Les recherches effectuées par
Human Rights Watch indiquent qu’il a
été passé à tabac et
menacé en prison,
dans ce qui apparaît comme une tentative de le forcer
à quitter sa terre.
Le
ministère
public l’a accusé d’avoir
demandé, lors de la réunion avec le maire, quelle
branche du gouvernement ce dernier représentait, et
d’avoir déclaré que le
gouvernement rwandais détestait sa population, de sorte que
la population
devrait également détester le gouvernement. Lors
d’une audience le 28 mars, le
ministère public l’a également
accusé de s’adresser aux médias.
Hakundimana nie
ces accusations et a déclaré aux juges, lors
d’une audience préliminaire, qu’il
avait été arrêté
à cause du litige foncier et de son insistance sur le fait
que
son père avait obtenu gain de cause devant un tribunal au
sujet de ces terres,
et par conséquent qu’il ne pouvait pas maintenant
renoncer à ses prétentions
sur elles.
Après
l’arrestation d’Hakundimana, plusieurs
résidents se sont enfuis de leurs
domiciles pour plusieurs jours, craignant d’être
arrêtés. « La police et les
militaires nous recherchent », a
déclaré un résident en fuite
à Human
Rights Watch. « Nous nous sentons visés.
Nous ne pouvons pas accéder à nos
champs parce que la police et les militaires y sont. S’ils
nous trouvent, ils ne
nous emmèneront pas au poste de police ; ils nous tueront. »
Des
résidents ont affirmé à Human Rights
Watch qu’ils étaient
préoccupés au sujet
de l’indépendance des autorités et
craignaient d’être arrêtés.
L’un d’eux a
déclaré :
Nos
adversaires viennent sur nos terres agricoles et détruisent
nos récoltes. Quand
nous posons des questions à ce sujet aux
autorités, elles ne répondent pas. Ces
autres personnes [qui revendiquent la propriété
des terres] ont plus de pouvoir
que nous. Elles sont soutenues par le gouvernement et peuvent
s’emparer de nos
récoltes. Nous craignons, même
aujourd’hui, l’éventualité
d’être arrêtés. Ils
nous accusent d’être membres de partis politiques
qui s’opposent au
gouvernement.
Après
que
certains résidents eurent pris la fuite, le commandant
militaire local les a
accusés, lors d’une réunion
communautaire, d’avoir rejoint les Forces
démocratiques de libération du Rwanda (FDLR), un
groupe armé composé en grande
partie de Rwandais d’ethnie Hutu et basé dans
l’est de la RD Congo.

**DONNÉES FOURNIES**
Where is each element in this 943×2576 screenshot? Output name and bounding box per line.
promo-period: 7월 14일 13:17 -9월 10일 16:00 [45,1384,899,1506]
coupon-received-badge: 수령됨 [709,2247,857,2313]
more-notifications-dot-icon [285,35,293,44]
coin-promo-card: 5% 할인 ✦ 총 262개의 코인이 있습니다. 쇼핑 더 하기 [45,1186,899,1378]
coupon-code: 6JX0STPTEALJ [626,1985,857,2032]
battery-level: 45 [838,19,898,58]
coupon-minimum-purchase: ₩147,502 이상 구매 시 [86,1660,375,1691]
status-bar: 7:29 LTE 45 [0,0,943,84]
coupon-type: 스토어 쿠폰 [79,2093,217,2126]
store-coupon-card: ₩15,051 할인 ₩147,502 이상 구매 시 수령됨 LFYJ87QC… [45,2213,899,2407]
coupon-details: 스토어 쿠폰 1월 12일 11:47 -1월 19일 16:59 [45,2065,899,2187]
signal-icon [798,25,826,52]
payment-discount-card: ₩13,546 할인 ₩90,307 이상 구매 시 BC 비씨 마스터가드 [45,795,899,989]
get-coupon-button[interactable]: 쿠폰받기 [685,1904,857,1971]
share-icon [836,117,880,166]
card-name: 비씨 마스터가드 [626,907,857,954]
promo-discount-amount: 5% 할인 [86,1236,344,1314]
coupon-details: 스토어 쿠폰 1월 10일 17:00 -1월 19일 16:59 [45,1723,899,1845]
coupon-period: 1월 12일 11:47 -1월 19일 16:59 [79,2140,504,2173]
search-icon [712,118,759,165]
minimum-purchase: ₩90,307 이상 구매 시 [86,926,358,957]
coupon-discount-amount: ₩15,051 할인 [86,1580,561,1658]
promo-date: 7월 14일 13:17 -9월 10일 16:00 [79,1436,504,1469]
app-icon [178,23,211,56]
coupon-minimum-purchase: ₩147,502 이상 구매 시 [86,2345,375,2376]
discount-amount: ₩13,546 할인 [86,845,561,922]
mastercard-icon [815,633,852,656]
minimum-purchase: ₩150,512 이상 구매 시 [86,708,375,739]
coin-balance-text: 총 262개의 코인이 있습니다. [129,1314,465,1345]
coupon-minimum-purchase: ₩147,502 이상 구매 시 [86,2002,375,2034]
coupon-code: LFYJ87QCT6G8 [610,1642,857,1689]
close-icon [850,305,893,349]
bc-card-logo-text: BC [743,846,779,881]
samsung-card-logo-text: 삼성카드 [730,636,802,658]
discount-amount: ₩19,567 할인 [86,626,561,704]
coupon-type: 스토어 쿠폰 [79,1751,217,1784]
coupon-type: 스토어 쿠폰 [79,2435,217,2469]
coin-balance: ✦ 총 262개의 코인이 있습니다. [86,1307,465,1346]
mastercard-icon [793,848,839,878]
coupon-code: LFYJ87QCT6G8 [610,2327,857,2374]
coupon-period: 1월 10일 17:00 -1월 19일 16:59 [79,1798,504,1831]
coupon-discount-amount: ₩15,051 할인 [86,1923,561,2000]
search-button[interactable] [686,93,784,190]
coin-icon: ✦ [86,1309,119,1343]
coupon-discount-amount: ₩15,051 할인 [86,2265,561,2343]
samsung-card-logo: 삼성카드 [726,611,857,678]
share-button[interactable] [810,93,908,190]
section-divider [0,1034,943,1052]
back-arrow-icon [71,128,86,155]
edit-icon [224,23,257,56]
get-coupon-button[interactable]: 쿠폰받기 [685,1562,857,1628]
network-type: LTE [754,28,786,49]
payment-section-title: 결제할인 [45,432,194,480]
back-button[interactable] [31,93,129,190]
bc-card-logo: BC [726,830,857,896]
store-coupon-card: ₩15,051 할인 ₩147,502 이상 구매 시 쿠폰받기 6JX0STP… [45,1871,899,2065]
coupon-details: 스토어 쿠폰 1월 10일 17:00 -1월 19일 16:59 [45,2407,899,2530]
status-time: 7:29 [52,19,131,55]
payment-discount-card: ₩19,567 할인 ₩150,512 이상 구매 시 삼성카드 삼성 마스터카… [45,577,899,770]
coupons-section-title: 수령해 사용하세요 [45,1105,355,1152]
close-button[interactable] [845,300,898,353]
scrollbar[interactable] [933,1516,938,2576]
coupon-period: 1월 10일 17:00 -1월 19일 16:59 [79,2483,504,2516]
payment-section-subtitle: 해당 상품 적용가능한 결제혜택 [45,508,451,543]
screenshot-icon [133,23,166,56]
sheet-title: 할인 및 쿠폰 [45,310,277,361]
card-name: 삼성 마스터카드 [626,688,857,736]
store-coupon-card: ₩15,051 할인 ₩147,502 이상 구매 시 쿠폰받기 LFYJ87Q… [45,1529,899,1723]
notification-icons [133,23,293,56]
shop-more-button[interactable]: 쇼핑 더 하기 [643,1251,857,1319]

**À FAIRE**
1: Réécrivez le passage de l'extrait sur Hakundimana qui va de "Les recherches effectuées" jusqu'à "quitter sa terre.", en remplaçant "menacé" par "intimidé".
2: D'après l'extrait sur Hakundimana, pour quelle raison celui-ci dit-il avoir été arrêté ? Répondez en une à trois phrases.
Les entrées n'interviennent en rien ici.

**RÉPONSES AUX EXERCICES**
1:
Les recherches effectuées par
Human Rights Watch indiquent qu’il a
été passé à tabac et
intimidé en prison,
dans ce qui apparaît comme une tentative de le forcer
à quitter sa terre.

2: Il dit avoir été arrêté à cause du litige foncier et parce qu'il insistait sur le fait que son père avait obtenu gain de cause devant un tribunal au sujet de ces terres. Il considérait donc qu'il ne pouvait pas maintenant renoncer à ses prétentions sur elles.